-- START OF Supplied entries --

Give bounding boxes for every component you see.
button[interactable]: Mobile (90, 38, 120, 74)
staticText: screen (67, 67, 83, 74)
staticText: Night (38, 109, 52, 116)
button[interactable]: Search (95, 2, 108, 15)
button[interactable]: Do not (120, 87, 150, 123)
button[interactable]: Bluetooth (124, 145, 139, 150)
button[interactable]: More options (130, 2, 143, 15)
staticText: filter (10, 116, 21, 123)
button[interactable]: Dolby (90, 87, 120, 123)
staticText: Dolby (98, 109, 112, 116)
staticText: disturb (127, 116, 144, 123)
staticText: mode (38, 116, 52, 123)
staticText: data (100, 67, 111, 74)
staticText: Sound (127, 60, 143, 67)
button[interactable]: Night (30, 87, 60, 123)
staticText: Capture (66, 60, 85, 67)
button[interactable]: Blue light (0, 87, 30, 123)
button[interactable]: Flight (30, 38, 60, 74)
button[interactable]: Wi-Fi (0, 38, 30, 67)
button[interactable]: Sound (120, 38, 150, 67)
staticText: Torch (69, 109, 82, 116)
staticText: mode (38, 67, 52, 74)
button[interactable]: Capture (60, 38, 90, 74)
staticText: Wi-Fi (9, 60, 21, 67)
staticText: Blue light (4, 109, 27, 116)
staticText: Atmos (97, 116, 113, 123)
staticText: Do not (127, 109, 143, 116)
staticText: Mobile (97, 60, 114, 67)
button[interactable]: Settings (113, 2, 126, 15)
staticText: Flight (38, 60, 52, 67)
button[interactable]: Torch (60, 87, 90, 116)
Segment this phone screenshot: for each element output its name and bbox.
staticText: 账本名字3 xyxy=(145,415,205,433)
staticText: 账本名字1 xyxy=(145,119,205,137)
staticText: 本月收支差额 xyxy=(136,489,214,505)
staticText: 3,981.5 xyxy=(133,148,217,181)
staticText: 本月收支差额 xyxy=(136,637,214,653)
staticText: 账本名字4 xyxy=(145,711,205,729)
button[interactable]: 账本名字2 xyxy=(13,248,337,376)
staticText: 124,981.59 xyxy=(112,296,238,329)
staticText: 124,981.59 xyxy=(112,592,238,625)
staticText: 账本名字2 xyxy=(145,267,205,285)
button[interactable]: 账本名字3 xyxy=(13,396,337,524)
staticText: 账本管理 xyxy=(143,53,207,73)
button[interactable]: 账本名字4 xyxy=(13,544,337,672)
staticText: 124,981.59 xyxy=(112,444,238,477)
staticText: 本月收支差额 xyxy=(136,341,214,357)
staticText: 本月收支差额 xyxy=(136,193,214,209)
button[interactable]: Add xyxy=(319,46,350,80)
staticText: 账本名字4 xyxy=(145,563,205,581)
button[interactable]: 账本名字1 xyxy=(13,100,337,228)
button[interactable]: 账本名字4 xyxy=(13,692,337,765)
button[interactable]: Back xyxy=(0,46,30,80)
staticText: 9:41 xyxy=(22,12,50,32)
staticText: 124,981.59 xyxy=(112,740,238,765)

-- END OF Supplied entries --

_What you will do_
Print the material above unchanged, from its first line through the line containing "button[interactable]: Wi-Fi (0, 38, 30, 67)", including both of those lines.

_Worked answer_
Give bounding boxes for every component you see.
button[interactable]: Mobile (90, 38, 120, 74)
staticText: screen (67, 67, 83, 74)
staticText: Night (38, 109, 52, 116)
button[interactable]: Search (95, 2, 108, 15)
button[interactable]: Do not (120, 87, 150, 123)
button[interactable]: Bluetooth (124, 145, 139, 150)
button[interactable]: More options (130, 2, 143, 15)
staticText: filter (10, 116, 21, 123)
button[interactable]: Dolby (90, 87, 120, 123)
staticText: Dolby (98, 109, 112, 116)
staticText: disturb (127, 116, 144, 123)
staticText: mode (38, 116, 52, 123)
staticText: data (100, 67, 111, 74)
staticText: Sound (127, 60, 143, 67)
button[interactable]: Night (30, 87, 60, 123)
staticText: Capture (66, 60, 85, 67)
button[interactable]: Blue light (0, 87, 30, 123)
button[interactable]: Flight (30, 38, 60, 74)
button[interactable]: Wi-Fi (0, 38, 30, 67)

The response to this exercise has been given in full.